### What the task asks:
Say how many lines of the material below contain the word "feet", with no other words.

### Given entries:
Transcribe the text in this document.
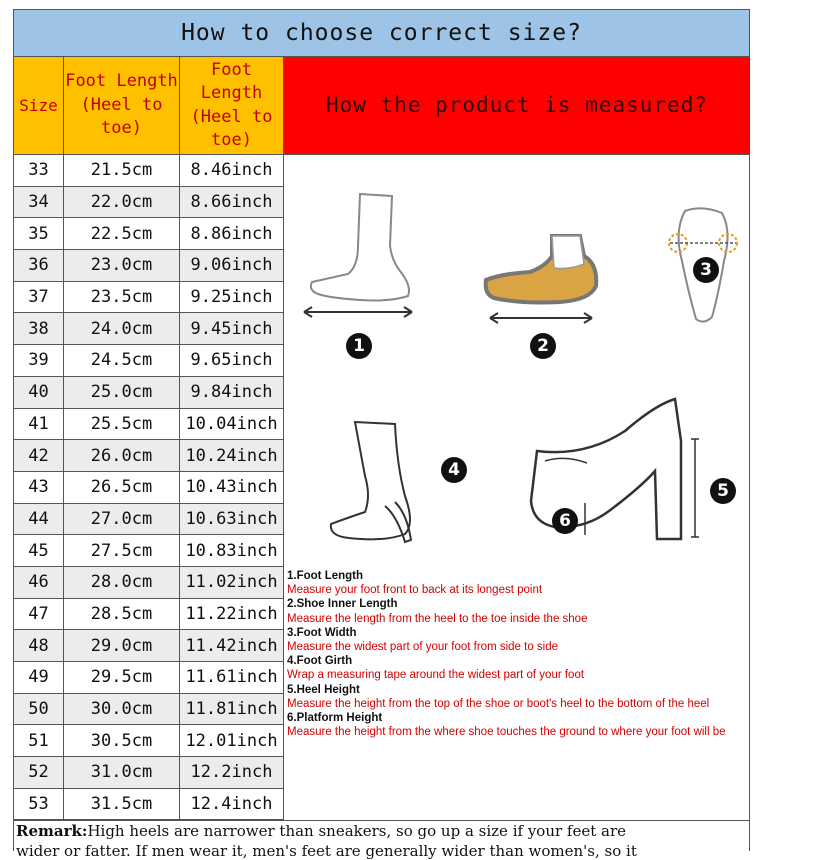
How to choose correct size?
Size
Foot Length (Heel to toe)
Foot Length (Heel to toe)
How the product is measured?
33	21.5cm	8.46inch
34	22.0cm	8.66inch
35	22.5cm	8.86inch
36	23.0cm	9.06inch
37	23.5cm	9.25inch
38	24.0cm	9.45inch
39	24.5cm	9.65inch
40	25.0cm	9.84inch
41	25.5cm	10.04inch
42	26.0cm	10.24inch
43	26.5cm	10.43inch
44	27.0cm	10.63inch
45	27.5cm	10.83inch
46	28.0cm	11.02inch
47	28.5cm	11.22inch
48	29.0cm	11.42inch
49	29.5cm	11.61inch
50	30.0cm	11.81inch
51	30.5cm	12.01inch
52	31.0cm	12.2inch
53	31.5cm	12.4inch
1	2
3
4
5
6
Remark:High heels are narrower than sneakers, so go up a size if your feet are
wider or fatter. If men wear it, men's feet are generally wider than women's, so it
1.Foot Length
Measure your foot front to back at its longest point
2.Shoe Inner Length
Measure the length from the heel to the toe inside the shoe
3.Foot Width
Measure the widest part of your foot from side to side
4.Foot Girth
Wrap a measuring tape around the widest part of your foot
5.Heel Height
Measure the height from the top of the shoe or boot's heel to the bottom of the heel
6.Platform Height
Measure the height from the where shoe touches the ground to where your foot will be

### Solution to this problem:
2